### Exercise instructions
From the listing below, pick out each line with the word "Итого".

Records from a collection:
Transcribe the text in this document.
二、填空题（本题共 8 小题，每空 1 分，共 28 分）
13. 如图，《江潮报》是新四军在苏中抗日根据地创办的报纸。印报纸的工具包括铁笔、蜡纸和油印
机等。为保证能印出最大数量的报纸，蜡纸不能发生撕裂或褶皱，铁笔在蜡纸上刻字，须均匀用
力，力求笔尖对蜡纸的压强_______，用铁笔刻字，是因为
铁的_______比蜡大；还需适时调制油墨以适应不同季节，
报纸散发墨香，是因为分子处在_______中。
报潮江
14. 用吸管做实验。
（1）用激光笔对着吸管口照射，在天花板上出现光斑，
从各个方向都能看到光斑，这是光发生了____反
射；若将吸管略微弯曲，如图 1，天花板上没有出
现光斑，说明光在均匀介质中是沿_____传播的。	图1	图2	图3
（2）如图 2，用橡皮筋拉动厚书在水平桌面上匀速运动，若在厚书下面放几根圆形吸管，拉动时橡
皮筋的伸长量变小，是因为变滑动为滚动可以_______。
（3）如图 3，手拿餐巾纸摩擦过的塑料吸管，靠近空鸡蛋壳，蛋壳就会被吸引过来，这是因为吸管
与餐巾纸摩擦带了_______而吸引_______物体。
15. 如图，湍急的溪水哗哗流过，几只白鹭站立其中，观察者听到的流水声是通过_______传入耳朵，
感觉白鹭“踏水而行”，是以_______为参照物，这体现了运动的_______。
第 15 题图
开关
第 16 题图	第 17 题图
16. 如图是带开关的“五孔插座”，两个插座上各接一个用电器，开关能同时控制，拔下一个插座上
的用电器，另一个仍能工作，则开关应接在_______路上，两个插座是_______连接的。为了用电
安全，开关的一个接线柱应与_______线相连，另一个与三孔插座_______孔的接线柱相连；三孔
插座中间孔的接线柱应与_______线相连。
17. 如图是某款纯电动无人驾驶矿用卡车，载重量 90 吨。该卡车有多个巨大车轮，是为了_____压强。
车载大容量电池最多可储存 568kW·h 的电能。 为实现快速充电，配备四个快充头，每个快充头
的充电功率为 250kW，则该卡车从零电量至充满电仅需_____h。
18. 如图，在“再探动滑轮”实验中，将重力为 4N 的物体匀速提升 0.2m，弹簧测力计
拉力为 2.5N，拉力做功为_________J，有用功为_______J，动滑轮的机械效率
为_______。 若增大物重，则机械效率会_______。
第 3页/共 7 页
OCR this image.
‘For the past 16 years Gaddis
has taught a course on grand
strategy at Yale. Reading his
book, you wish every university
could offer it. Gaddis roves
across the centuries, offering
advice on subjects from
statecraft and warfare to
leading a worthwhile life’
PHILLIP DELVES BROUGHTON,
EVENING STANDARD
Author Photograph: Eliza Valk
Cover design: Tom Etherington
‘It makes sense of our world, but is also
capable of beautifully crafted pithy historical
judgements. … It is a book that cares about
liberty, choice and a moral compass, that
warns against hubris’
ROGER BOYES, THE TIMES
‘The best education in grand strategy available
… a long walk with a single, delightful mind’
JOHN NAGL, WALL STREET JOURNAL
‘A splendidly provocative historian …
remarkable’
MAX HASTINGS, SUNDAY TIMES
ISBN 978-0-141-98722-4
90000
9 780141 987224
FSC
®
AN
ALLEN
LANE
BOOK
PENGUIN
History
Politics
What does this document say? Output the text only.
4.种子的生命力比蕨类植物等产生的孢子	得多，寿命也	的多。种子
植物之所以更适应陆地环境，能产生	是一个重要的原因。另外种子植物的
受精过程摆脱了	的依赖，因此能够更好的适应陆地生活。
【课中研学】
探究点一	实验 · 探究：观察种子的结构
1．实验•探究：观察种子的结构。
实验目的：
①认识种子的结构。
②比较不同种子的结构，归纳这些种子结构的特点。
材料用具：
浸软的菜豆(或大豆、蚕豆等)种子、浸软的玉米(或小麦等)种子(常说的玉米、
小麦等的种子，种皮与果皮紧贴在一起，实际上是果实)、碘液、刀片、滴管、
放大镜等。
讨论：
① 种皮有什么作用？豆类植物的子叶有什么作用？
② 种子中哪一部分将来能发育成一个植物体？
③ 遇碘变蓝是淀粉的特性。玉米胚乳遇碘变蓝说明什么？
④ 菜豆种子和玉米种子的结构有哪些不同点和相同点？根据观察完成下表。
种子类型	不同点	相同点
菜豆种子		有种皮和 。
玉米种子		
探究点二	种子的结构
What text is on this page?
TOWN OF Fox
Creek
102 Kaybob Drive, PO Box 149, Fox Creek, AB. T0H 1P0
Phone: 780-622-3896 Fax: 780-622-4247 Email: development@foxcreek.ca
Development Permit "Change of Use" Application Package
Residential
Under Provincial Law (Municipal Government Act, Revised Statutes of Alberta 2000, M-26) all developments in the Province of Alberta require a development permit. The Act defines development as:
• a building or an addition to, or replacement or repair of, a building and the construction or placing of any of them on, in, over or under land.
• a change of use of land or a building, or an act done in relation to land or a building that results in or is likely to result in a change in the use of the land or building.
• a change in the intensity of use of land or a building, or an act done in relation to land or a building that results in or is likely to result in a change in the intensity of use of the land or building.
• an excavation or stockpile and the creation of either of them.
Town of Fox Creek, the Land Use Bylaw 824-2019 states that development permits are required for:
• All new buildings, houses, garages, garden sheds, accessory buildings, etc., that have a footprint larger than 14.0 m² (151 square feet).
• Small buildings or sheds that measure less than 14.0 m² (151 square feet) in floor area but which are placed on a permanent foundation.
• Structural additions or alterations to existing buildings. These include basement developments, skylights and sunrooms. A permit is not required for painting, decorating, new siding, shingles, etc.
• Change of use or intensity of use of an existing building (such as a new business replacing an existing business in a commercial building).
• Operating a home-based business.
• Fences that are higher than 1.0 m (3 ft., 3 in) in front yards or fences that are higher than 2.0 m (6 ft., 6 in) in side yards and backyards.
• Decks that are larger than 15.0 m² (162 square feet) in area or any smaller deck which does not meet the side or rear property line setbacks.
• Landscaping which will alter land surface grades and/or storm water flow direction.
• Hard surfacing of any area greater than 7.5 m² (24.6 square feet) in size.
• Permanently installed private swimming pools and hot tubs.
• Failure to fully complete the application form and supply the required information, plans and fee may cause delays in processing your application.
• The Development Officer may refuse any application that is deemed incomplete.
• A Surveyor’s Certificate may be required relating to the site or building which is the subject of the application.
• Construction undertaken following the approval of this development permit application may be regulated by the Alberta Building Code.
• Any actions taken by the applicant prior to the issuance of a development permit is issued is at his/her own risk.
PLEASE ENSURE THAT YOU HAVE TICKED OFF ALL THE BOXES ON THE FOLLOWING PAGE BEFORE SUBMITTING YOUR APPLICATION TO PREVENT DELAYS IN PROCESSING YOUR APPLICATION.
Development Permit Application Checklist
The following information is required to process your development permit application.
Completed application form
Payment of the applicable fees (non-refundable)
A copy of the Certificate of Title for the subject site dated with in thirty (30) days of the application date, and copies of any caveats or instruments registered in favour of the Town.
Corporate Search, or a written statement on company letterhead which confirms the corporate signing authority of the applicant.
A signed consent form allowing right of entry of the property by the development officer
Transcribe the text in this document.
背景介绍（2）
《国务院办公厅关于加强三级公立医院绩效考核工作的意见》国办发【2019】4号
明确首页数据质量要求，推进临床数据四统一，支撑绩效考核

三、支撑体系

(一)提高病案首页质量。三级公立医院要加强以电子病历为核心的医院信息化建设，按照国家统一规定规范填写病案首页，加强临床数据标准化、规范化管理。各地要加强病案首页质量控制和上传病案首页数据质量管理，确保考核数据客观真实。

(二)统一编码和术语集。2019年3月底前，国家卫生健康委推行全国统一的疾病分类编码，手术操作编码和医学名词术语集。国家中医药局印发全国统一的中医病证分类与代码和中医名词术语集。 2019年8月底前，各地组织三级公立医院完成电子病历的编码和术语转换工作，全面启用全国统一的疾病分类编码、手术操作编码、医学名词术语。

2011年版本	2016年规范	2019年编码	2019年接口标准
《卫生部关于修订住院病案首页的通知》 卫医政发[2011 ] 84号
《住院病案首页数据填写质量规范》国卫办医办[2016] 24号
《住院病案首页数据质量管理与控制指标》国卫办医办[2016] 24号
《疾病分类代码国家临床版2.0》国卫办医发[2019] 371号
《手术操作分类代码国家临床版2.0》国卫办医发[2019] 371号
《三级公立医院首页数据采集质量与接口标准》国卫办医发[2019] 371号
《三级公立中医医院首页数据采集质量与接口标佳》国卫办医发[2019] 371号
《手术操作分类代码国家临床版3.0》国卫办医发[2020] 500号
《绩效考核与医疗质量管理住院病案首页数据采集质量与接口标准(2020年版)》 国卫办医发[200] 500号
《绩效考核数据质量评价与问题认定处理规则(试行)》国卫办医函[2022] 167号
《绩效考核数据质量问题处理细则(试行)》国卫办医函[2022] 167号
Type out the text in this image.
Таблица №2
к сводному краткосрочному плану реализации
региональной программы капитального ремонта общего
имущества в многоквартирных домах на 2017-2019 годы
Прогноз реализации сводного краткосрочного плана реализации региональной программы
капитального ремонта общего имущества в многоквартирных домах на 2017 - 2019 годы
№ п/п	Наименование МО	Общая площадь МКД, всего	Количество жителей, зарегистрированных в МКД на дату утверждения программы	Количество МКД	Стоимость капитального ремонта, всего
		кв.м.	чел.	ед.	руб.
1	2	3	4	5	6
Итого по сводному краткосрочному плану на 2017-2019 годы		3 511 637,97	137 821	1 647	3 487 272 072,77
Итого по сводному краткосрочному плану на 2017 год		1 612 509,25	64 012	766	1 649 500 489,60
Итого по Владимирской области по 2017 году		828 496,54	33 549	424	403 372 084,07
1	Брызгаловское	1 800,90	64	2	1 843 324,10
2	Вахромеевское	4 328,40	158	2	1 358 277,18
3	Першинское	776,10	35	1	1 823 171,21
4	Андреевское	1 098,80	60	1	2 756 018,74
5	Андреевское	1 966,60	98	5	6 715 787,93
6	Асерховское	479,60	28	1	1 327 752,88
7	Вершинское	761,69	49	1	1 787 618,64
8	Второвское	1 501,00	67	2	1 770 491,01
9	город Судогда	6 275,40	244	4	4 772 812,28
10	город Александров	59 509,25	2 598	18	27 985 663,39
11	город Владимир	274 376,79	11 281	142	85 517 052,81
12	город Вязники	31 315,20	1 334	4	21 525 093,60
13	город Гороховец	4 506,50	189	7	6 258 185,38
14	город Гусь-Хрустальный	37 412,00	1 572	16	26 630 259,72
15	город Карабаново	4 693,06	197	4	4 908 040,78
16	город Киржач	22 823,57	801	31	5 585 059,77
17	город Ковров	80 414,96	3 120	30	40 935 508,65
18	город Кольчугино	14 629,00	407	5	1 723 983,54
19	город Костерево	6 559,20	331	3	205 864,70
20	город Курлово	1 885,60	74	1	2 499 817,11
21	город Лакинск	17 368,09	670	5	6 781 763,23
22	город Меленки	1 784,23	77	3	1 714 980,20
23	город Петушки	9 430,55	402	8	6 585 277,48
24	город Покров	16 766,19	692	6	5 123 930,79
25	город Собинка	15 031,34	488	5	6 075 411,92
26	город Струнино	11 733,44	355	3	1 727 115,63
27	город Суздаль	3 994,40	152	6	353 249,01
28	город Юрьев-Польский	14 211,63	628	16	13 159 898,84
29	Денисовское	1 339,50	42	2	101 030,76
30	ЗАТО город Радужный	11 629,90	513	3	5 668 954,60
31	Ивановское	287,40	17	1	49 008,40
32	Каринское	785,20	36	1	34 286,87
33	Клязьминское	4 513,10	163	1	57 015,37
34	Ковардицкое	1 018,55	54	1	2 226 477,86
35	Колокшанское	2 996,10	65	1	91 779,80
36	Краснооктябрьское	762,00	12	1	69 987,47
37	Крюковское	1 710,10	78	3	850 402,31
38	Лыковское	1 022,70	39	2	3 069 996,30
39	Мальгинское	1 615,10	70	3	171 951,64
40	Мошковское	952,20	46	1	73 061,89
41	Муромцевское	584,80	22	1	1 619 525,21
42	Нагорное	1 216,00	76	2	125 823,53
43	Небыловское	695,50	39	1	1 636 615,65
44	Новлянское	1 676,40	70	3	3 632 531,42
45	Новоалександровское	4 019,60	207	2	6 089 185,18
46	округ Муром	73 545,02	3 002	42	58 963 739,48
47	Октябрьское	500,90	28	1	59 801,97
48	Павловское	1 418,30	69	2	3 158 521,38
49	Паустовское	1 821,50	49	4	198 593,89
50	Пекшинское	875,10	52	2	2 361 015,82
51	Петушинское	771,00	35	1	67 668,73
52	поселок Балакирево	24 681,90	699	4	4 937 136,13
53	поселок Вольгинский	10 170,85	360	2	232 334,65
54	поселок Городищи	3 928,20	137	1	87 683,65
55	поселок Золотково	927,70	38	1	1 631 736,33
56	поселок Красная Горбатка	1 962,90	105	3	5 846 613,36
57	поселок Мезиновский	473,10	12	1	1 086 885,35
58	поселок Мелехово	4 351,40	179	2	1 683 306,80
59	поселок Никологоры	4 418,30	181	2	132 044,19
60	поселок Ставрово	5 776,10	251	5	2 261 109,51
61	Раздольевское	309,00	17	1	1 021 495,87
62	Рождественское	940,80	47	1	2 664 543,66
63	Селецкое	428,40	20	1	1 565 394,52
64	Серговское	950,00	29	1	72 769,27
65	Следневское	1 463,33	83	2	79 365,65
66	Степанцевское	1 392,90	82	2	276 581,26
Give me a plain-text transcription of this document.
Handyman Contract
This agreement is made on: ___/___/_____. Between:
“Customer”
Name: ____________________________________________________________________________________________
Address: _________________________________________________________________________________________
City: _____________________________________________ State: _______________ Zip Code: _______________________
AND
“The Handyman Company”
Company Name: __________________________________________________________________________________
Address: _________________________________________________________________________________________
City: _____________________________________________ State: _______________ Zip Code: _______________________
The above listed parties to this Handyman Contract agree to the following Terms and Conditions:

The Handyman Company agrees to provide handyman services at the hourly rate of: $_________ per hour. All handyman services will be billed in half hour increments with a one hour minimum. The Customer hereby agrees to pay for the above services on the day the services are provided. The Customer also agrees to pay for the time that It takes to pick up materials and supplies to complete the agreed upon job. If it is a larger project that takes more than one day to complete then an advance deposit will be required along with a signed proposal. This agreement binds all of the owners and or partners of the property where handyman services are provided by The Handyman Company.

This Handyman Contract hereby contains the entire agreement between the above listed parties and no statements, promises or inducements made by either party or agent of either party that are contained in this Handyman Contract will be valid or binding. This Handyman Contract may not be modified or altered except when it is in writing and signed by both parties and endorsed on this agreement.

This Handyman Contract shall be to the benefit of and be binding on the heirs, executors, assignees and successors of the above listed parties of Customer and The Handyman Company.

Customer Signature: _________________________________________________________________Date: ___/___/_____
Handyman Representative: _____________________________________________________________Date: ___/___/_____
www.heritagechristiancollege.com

### Task output
Итого по сводному краткосрочному плану на 2017-2019 годы		3 511 637,97	137 821	1 647	3 487 272 072,77
Итого по сводному краткосрочному плану на 2017 год		1 612 509,25	64 012	766	1 649 500 489,60
Итого по Владимирской области по 2017 году		828 496,54	33 549	424	403 372 084,07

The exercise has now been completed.